## start

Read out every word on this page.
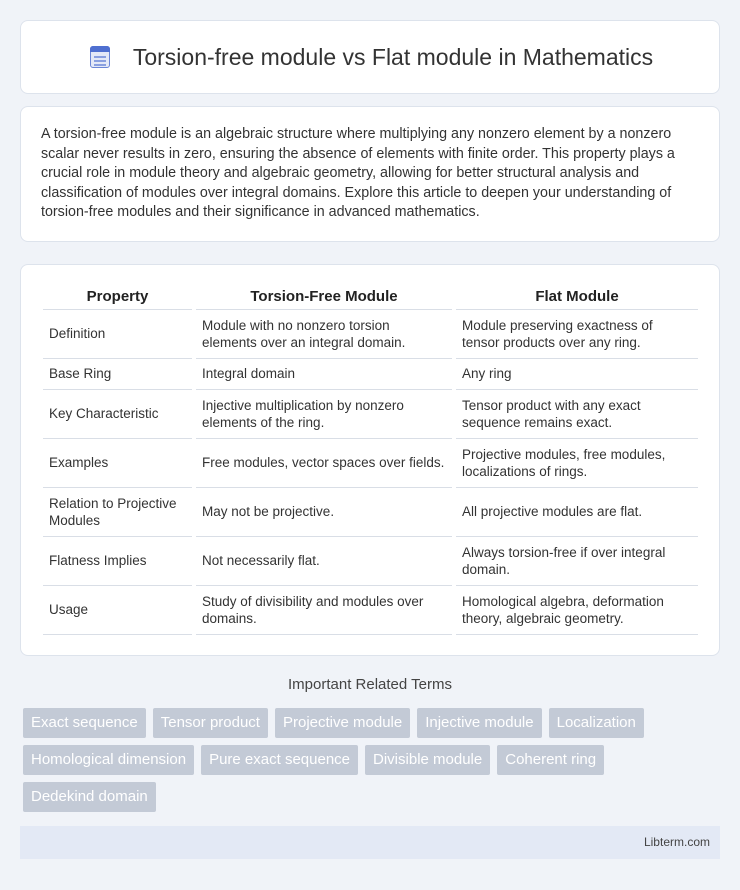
Torsion-free module vs Flat module in Mathematics

A torsion-free module is an algebraic structure where multiplying any nonzero element by a nonzero scalar never results in zero, ensuring the absence of elements with finite order. This property plays a crucial role in module theory and algebraic geometry, allowing for better structural analysis and classification of modules over integral domains. Explore this article to deepen your understanding of torsion-free modules and their significance in advanced mathematics.

Property	Torsion-Free Module	Flat Module
Definition	Module with no nonzero torsion elements over an integral domain.	Module preserving exactness of tensor products over any ring.
Base Ring	Integral domain	Any ring
Key Characteristic	Injective multiplication by nonzero elements of the ring.	Tensor product with any exact sequence remains exact.
Examples	Free modules, vector spaces over fields.	Projective modules, free modules, localizations of rings.
Relation to Projective Modules	May not be projective.	All projective modules are flat.
Flatness Implies	Not necessarily flat.	Always torsion-free if over integral domain.
Usage	Study of divisibility and modules over domains.	Homological algebra, deformation theory, algebraic geometry.
Important Related Terms
Exact sequence	Tensor product	Projective module	Injective module	Localization
Homological dimension	Pure exact sequence	Divisible module	Coherent ring
Dedekind domain
Libterm.com
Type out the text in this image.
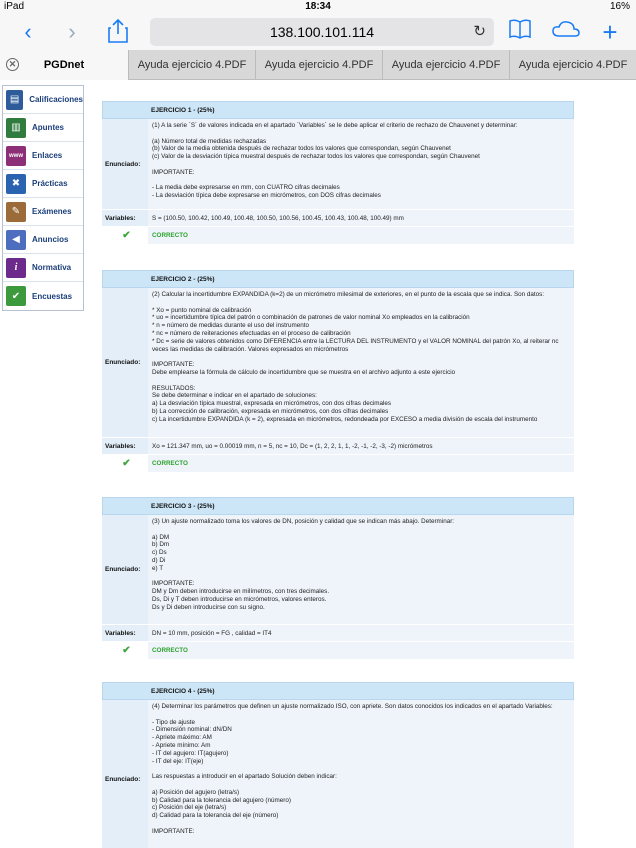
iPad	18:34	16%
‹ ›	138.100.101.114	↻	+
✕	PGDnet	Ayuda ejercicio 4.PDF	Ayuda ejercicio 4.PDF	Ayuda ejercicio 4.PDF	Ayuda ejercicio 4.PDF
▤	Calificaciones
▥	Apuntes
www	Enlaces
✖	Prácticas
✎	Exámenes
◀	Anuncios
i	Normativa
✔	Encuestas
EJERCICIO 1 - (25%)
Enunciado:
(1) A la serie `S´ de valores indicada en el apartado `Variables´ se le debe aplicar el criterio de rechazo de Chauvenet y determinar:

(a) Número total de medidas rechazadas
(b) Valor de la media obtenida después de rechazar todos los valores que correspondan, según Chauvenet
(c) Valor de la desviación típica muestral después de rechazar todos los valores que correspondan, según Chauvenet

IMPORTANTE:

- La media debe expresarse en mm, con CUATRO cifras decimales
- La desviación típica debe expresarse en micrómetros, con DOS cifras decimales
Variables:	S = (100.50, 100.42, 100.49, 100.48, 100.50, 100.56, 100.45, 100.43, 100.48, 100.49) mm
✔	CORRECTO
EJERCICIO 2 - (25%)
Enunciado:
(2) Calcular la incertidumbre EXPANDIDA (k=2) de un micrómetro milesimal de exteriores, en el punto de la escala que se indica. Son datos:

* Xo = punto nominal de calibración
* uo = incertidumbre típica del patrón o combinación de patrones de valor nominal Xo empleados en la calibración
* n = número de medidas durante el uso del instrumento
* nc = número de reiteraciones efectuadas en el proceso de calibración
* Dc = serie de valores obtenidos como DIFERENCIA entre la LECTURA DEL INSTRUMENTO y el VALOR NOMINAL del patrón Xo, al reiterar nc veces las medidas de calibración. Valores expresados en micrómetros

IMPORTANTE:
Debe emplearse la fórmula de cálculo de incertidumbre que se muestra en el archivo adjunto a este ejercicio

RESULTADOS:
Se debe determinar e indicar en el apartado de soluciones:
a) La desviación típica muestral, expresada en micrómetros, con dos cifras decimales
b) La corrección de calibración, expresada en micrómetros, con dos cifras decimales
c) La incertidumbre EXPANDIDA (k = 2), expresada en micrómetros, redondeada por EXCESO a media división de escala del instrumento
Variables:	Xo = 121.347 mm, uo = 0.00019 mm, n = 5, nc = 10, Dc = (1, 2, 2, 1, 1, -2, -1, -2, -3, -2) micrómetros
✔	CORRECTO
EJERCICIO 3 - (25%)
Enunciado:
(3) Un ajuste normalizado toma los valores de DN, posición y calidad que se indican más abajo. Determinar:

a) DM
b) Dm
c) Ds
d) Di
e) T

IMPORTANTE:
DM y Dm deben introducirse en milímetros, con tres decimales.
Ds, Di y T deben introducirse en micrómetros, valores enteros.
Ds y Di deben introducirse con su signo.
Variables:	DN = 10 mm, posición = FG , calidad = IT4
✔	CORRECTO
EJERCICIO 4 - (25%)
Enunciado:
(4) Determinar los parámetros que definen un ajuste normalizado ISO, con apriete. Son datos conocidos los indicados en el apartado Variables:

- Tipo de ajuste
- Dimensión nominal: dN/DN
- Apriete máximo: AM
- Apriete mínimo: Am
- IT del agujero: IT(agujero)
- IT del eje: IT(eje)

Las respuestas a introducir en el apartado Solución deben indicar:

a) Posición del agujero (letra/s)
b) Calidad para la tolerancia del agujero (número)
c) Posición del eje (letra/s)
d) Calidad para la tolerancia del eje (número)

IMPORTANTE:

## end

- AIM OF THE EXERCISE: Every line of the data should be copied as it stands, without the images.

- FINISHED ANSWER:
Read out every word on this page.
Torsion-free module vs Flat module in Mathematics

A torsion-free module is an algebraic structure where multiplying any nonzero element by a nonzero scalar never results in zero, ensuring the absence of elements with finite order. This property plays a crucial role in module theory and algebraic geometry, allowing for better structural analysis and classification of modules over integral domains. Explore this article to deepen your understanding of torsion-free modules and their significance in advanced mathematics.

Property	Torsion-Free Module	Flat Module
Definition	Module with no nonzero torsion elements over an integral domain.	Module preserving exactness of tensor products over any ring.
Base Ring	Integral domain	Any ring
Key Characteristic	Injective multiplication by nonzero elements of the ring.	Tensor product with any exact sequence remains exact.
Examples	Free modules, vector spaces over fields.	Projective modules, free modules, localizations of rings.
Relation to Projective Modules	May not be projective.	All projective modules are flat.
Flatness Implies	Not necessarily flat.	Always torsion-free if over integral domain.
Usage	Study of divisibility and modules over domains.	Homological algebra, deformation theory, algebraic geometry.
Important Related Terms
Exact sequence	Tensor product	Projective module	Injective module	Localization
Homological dimension	Pure exact sequence	Divisible module	Coherent ring
Dedekind domain
Libterm.com
Type out the text in this image.
iPad	18:34	16%
‹ ›	138.100.101.114	↻	+
✕	PGDnet	Ayuda ejercicio 4.PDF	Ayuda ejercicio 4.PDF	Ayuda ejercicio 4.PDF	Ayuda ejercicio 4.PDF
▤	Calificaciones
▥	Apuntes
www	Enlaces
✖	Prácticas
✎	Exámenes
◀	Anuncios
i	Normativa
✔	Encuestas
EJERCICIO 1 - (25%)
Enunciado:
(1) A la serie `S´ de valores indicada en el apartado `Variables´ se le debe aplicar el criterio de rechazo de Chauvenet y determinar:

(a) Número total de medidas rechazadas
(b) Valor de la media obtenida después de rechazar todos los valores que correspondan, según Chauvenet
(c) Valor de la desviación típica muestral después de rechazar todos los valores que correspondan, según Chauvenet

IMPORTANTE:

- La media debe expresarse en mm, con CUATRO cifras decimales
- La desviación típica debe expresarse en micrómetros, con DOS cifras decimales
Variables:	S = (100.50, 100.42, 100.49, 100.48, 100.50, 100.56, 100.45, 100.43, 100.48, 100.49) mm
✔	CORRECTO
EJERCICIO 2 - (25%)
Enunciado:
(2) Calcular la incertidumbre EXPANDIDA (k=2) de un micrómetro milesimal de exteriores, en el punto de la escala que se indica. Son datos:

* Xo = punto nominal de calibración
* uo = incertidumbre típica del patrón o combinación de patrones de valor nominal Xo empleados en la calibración
* n = número de medidas durante el uso del instrumento
* nc = número de reiteraciones efectuadas en el proceso de calibración
* Dc = serie de valores obtenidos como DIFERENCIA entre la LECTURA DEL INSTRUMENTO y el VALOR NOMINAL del patrón Xo, al reiterar nc veces las medidas de calibración. Valores expresados en micrómetros

IMPORTANTE:
Debe emplearse la fórmula de cálculo de incertidumbre que se muestra en el archivo adjunto a este ejercicio

RESULTADOS:
Se debe determinar e indicar en el apartado de soluciones:
a) La desviación típica muestral, expresada en micrómetros, con dos cifras decimales
b) La corrección de calibración, expresada en micrómetros, con dos cifras decimales
c) La incertidumbre EXPANDIDA (k = 2), expresada en micrómetros, redondeada por EXCESO a media división de escala del instrumento
Variables:	Xo = 121.347 mm, uo = 0.00019 mm, n = 5, nc = 10, Dc = (1, 2, 2, 1, 1, -2, -1, -2, -3, -2) micrómetros
✔	CORRECTO
EJERCICIO 3 - (25%)
Enunciado:
(3) Un ajuste normalizado toma los valores de DN, posición y calidad que se indican más abajo. Determinar:

a) DM
b) Dm
c) Ds
d) Di
e) T

IMPORTANTE:
DM y Dm deben introducirse en milímetros, con tres decimales.
Ds, Di y T deben introducirse en micrómetros, valores enteros.
Ds y Di deben introducirse con su signo.
Variables:	DN = 10 mm, posición = FG , calidad = IT4
✔	CORRECTO
EJERCICIO 4 - (25%)
Enunciado:
(4) Determinar los parámetros que definen un ajuste normalizado ISO, con apriete. Son datos conocidos los indicados en el apartado Variables:

- Tipo de ajuste
- Dimensión nominal: dN/DN
- Apriete máximo: AM
- Apriete mínimo: Am
- IT del agujero: IT(agujero)
- IT del eje: IT(eje)

Las respuestas a introducir en el apartado Solución deben indicar:

a) Posición del agujero (letra/s)
b) Calidad para la tolerancia del agujero (número)
c) Posición del eje (letra/s)
d) Calidad para la tolerancia del eje (número)

IMPORTANTE:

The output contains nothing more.